-- Start of Given records --

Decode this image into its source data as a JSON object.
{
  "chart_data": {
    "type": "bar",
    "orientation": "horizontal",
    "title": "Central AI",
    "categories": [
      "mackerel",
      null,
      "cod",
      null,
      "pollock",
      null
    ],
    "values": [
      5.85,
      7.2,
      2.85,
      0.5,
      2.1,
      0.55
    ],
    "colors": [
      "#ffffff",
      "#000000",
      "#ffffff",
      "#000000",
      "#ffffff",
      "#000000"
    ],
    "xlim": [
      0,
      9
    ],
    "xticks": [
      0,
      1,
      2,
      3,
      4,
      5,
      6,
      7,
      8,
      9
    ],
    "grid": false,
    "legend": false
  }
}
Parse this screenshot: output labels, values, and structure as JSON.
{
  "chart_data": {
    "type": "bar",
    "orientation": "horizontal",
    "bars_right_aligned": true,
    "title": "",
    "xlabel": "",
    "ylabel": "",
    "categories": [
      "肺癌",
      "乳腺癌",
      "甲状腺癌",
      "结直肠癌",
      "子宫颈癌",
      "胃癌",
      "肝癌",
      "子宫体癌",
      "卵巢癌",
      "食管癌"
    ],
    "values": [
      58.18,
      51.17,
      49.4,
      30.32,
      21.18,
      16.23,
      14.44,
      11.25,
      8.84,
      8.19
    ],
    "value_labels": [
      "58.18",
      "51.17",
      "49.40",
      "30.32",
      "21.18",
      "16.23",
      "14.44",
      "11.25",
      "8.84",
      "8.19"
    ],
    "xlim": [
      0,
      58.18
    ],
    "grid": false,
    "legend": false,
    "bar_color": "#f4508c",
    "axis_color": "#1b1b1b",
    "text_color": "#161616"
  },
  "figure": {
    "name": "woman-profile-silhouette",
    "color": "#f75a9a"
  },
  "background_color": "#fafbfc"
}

-- End of Given records --

— Exercise requirements —
Select and copy every line of the listing with the word "this".

— Task result —
Decode this image into its source data as a JSON object.
Parse this screenshot: output labels, values, and structure as JSON.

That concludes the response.